● What the task requires: Only the pictures are left out: repeat the rest of the entries exactly.

● Provided records:
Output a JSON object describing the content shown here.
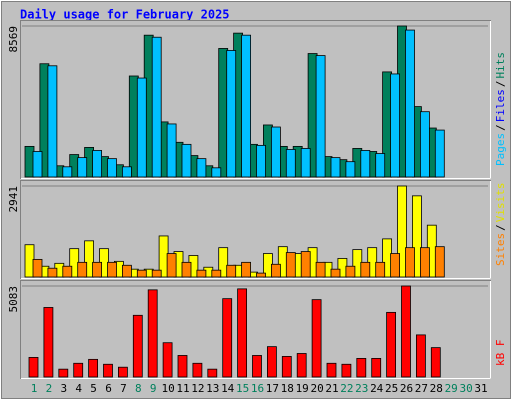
{
  "title": "Daily usage for February 2025",
  "weekend_color": "#00805c",
  "weekday_color": "#000000",
  "weekend": [
    0,
    1,
    7,
    8,
    14,
    15,
    21,
    22,
    28,
    29
  ],
  "chart_data": [
    {
      "type": "bar",
      "categories": [
        "1",
        "2",
        "3",
        "4",
        "5",
        "6",
        "7",
        "8",
        "9",
        "10",
        "11",
        "12",
        "13",
        "14",
        "15",
        "16",
        "17",
        "18",
        "19",
        "20",
        "21",
        "22",
        "23",
        "24",
        "25",
        "26",
        "27",
        "28",
        "29",
        "30",
        "31"
      ],
      "ylim": [
        0,
        8569
      ],
      "yticks": [
        8569
      ],
      "legend": [
        {
          "text": "Pages",
          "color": "#00c0ff"
        },
        {
          "text": "Files",
          "color": "#0000ff"
        },
        {
          "text": "Hits",
          "color": "#00805c"
        }
      ],
      "legend_separator": "/",
      "series": [
        {
          "name": "Hits",
          "color": "#00805c",
          "values": [
            1737,
            6427,
            637,
            1274,
            1679,
            1158,
            695,
            5732,
            8048,
            3127,
            1969,
            1216,
            637,
            7295,
            8164,
            1853,
            2953,
            1737,
            1737,
            7006,
            1158,
            984,
            1621,
            1448,
            5964,
            8569,
            3995,
            2779,
            null,
            null,
            null
          ]
        },
        {
          "name": "Pages",
          "color": "#00c0ff",
          "values": [
            1448,
            6311,
            579,
            1100,
            1505,
            1042,
            579,
            5616,
            7932,
            3011,
            1853,
            1042,
            521,
            7180,
            8048,
            1795,
            2837,
            1563,
            1621,
            6890,
            1100,
            869,
            1505,
            1332,
            5848,
            8338,
            3706,
            2663,
            null,
            null,
            null
          ]
        }
      ]
    },
    {
      "type": "bar",
      "ylim": [
        0,
        2941
      ],
      "yticks": [
        2941
      ],
      "legend": [
        {
          "text": "Sites",
          "color": "#ff8000"
        },
        {
          "text": "Visits",
          "color": "#e0e000"
        }
      ],
      "legend_separator": "/",
      "series": [
        {
          "name": "Visits",
          "color": "#ffff00",
          "values": [
            1043,
            348,
            442,
            916,
            1169,
            916,
            506,
            253,
            253,
            1327,
            822,
            695,
            316,
            948,
            379,
            158,
            758,
            980,
            758,
            948,
            474,
            600,
            885,
            948,
            1232,
            2941,
            2623,
            1675,
            null,
            null,
            null
          ]
        },
        {
          "name": "Sites",
          "color": "#ff8000",
          "values": [
            569,
            284,
            348,
            474,
            474,
            474,
            379,
            221,
            221,
            758,
            474,
            221,
            221,
            379,
            474,
            126,
            411,
            790,
            822,
            474,
            253,
            348,
            474,
            474,
            758,
            948,
            948,
            980,
            null,
            null,
            null
          ]
        }
      ]
    },
    {
      "type": "bar",
      "ylim": [
        0,
        5083
      ],
      "yticks": [
        5083
      ],
      "legend": [
        {
          "text": "kB F",
          "color": "#ff0000"
        }
      ],
      "series": [
        {
          "name": "kB F",
          "color": "#ff0000",
          "values": [
            1094,
            3884,
            438,
            766,
            985,
            711,
            547,
            3446,
            4868,
            1915,
            1203,
            766,
            438,
            4376,
            4923,
            1203,
            1696,
            1149,
            1313,
            4321,
            766,
            711,
            1039,
            1039,
            3610,
            5083,
            2352,
            1641,
            null,
            null,
            null
          ]
        }
      ]
    }
  ]
}
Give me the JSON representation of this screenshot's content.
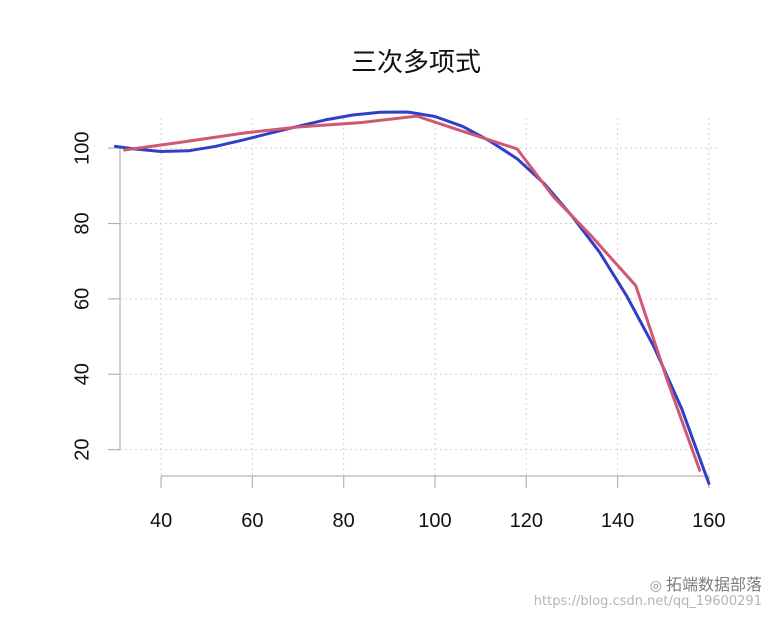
{
  "chart_data": {
    "type": "line",
    "title": "三次多项式",
    "xlabel": "",
    "ylabel": "",
    "xlim": [
      31,
      162
    ],
    "ylim": [
      13,
      108
    ],
    "x_ticks": [
      40,
      60,
      80,
      100,
      120,
      140,
      160
    ],
    "y_ticks": [
      20,
      40,
      60,
      80,
      100
    ],
    "grid": true,
    "series": [
      {
        "color": "#2f3fc6",
        "x": [
          30,
          34,
          40,
          46,
          52,
          58,
          64,
          70,
          76,
          82,
          88,
          94,
          100,
          106,
          112,
          118,
          124,
          130,
          136,
          142,
          148,
          154,
          160
        ],
        "values": [
          100.5,
          99.8,
          99.1,
          99.3,
          100.5,
          102.2,
          104.0,
          105.8,
          107.5,
          108.8,
          109.5,
          109.6,
          108.4,
          105.8,
          101.9,
          97.2,
          90.5,
          82.0,
          72.5,
          60.8,
          47.2,
          31.0,
          11.0
        ]
      },
      {
        "color": "#d05870",
        "x": [
          32,
          44,
          58,
          70,
          84,
          96,
          106,
          118,
          126,
          134,
          144,
          151,
          158
        ],
        "values": [
          99.5,
          101.5,
          104.0,
          105.6,
          106.8,
          108.5,
          104.5,
          99.8,
          87.0,
          77.0,
          63.5,
          38.0,
          14.5
        ]
      }
    ]
  },
  "watermark": {
    "brand": "拓端数据部落",
    "url": "https://blog.csdn.net/qq_19600291"
  }
}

● Task solution:
Output a JSON object describing the content shown here.
{
  "title": "Daily usage for February 2025",
  "weekend_color": "#00805c",
  "weekday_color": "#000000",
  "weekend": [
    0,
    1,
    7,
    8,
    14,
    15,
    21,
    22,
    28,
    29
  ],
  "chart_data": [
    {
      "type": "bar",
      "categories": [
        "1",
        "2",
        "3",
        "4",
        "5",
        "6",
        "7",
        "8",
        "9",
        "10",
        "11",
        "12",
        "13",
        "14",
        "15",
        "16",
        "17",
        "18",
        "19",
        "20",
        "21",
        "22",
        "23",
        "24",
        "25",
        "26",
        "27",
        "28",
        "29",
        "30",
        "31"
      ],
      "ylim": [
        0,
        8569
      ],
      "yticks": [
        8569
      ],
      "legend": [
        {
          "text": "Pages",
          "color": "#00c0ff"
        },
        {
          "text": "Files",
          "color": "#0000ff"
        },
        {
          "text": "Hits",
          "color": "#00805c"
        }
      ],
      "legend_separator": "/",
      "series": [
        {
          "name": "Hits",
          "color": "#00805c",
          "values": [
            1737,
            6427,
            637,
            1274,
            1679,
            1158,
            695,
            5732,
            8048,
            3127,
            1969,
            1216,
            637,
            7295,
            8164,
            1853,
            2953,
            1737,
            1737,
            7006,
            1158,
            984,
            1621,
            1448,
            5964,
            8569,
            3995,
            2779,
            null,
            null,
            null
          ]
        },
        {
          "name": "Pages",
          "color": "#00c0ff",
          "values": [
            1448,
            6311,
            579,
            1100,
            1505,
            1042,
            579,
            5616,
            7932,
            3011,
            1853,
            1042,
            521,
            7180,
            8048,
            1795,
            2837,
            1563,
            1621,
            6890,
            1100,
            869,
            1505,
            1332,
            5848,
            8338,
            3706,
            2663,
            null,
            null,
            null
          ]
        }
      ]
    },
    {
      "type": "bar",
      "ylim": [
        0,
        2941
      ],
      "yticks": [
        2941
      ],
      "legend": [
        {
          "text": "Sites",
          "color": "#ff8000"
        },
        {
          "text": "Visits",
          "color": "#e0e000"
        }
      ],
      "legend_separator": "/",
      "series": [
        {
          "name": "Visits",
          "color": "#ffff00",
          "values": [
            1043,
            348,
            442,
            916,
            1169,
            916,
            506,
            253,
            253,
            1327,
            822,
            695,
            316,
            948,
            379,
            158,
            758,
            980,
            758,
            948,
            474,
            600,
            885,
            948,
            1232,
            2941,
            2623,
            1675,
            null,
            null,
            null
          ]
        },
        {
          "name": "Sites",
          "color": "#ff8000",
          "values": [
            569,
            284,
            348,
            474,
            474,
            474,
            379,
            221,
            221,
            758,
            474,
            221,
            221,
            379,
            474,
            126,
            411,
            790,
            822,
            474,
            253,
            348,
            474,
            474,
            758,
            948,
            948,
            980,
            null,
            null,
            null
          ]
        }
      ]
    },
    {
      "type": "bar",
      "ylim": [
        0,
        5083
      ],
      "yticks": [
        5083
      ],
      "legend": [
        {
          "text": "kB F",
          "color": "#ff0000"
        }
      ],
      "series": [
        {
          "name": "kB F",
          "color": "#ff0000",
          "values": [
            1094,
            3884,
            438,
            766,
            985,
            711,
            547,
            3446,
            4868,
            1915,
            1203,
            766,
            438,
            4376,
            4923,
            1203,
            1696,
            1149,
            1313,
            4321,
            766,
            711,
            1039,
            1039,
            3610,
            5083,
            2352,
            1641,
            null,
            null,
            null
          ]
        }
      ]
    }
  ]
}
Give me the JSON representation of this screenshot's content.
{
  "chart_data": {
    "type": "line",
    "title": "三次多项式",
    "xlabel": "",
    "ylabel": "",
    "xlim": [
      31,
      162
    ],
    "ylim": [
      13,
      108
    ],
    "x_ticks": [
      40,
      60,
      80,
      100,
      120,
      140,
      160
    ],
    "y_ticks": [
      20,
      40,
      60,
      80,
      100
    ],
    "grid": true,
    "series": [
      {
        "color": "#2f3fc6",
        "x": [
          30,
          34,
          40,
          46,
          52,
          58,
          64,
          70,
          76,
          82,
          88,
          94,
          100,
          106,
          112,
          118,
          124,
          130,
          136,
          142,
          148,
          154,
          160
        ],
        "values": [
          100.5,
          99.8,
          99.1,
          99.3,
          100.5,
          102.2,
          104.0,
          105.8,
          107.5,
          108.8,
          109.5,
          109.6,
          108.4,
          105.8,
          101.9,
          97.2,
          90.5,
          82.0,
          72.5,
          60.8,
          47.2,
          31.0,
          11.0
        ]
      },
      {
        "color": "#d05870",
        "x": [
          32,
          44,
          58,
          70,
          84,
          96,
          106,
          118,
          126,
          134,
          144,
          151,
          158
        ],
        "values": [
          99.5,
          101.5,
          104.0,
          105.6,
          106.8,
          108.5,
          104.5,
          99.8,
          87.0,
          77.0,
          63.5,
          38.0,
          14.5
        ]
      }
    ]
  },
  "watermark": {
    "brand": "拓端数据部落",
    "url": "https://blog.csdn.net/qq_19600291"
  }
}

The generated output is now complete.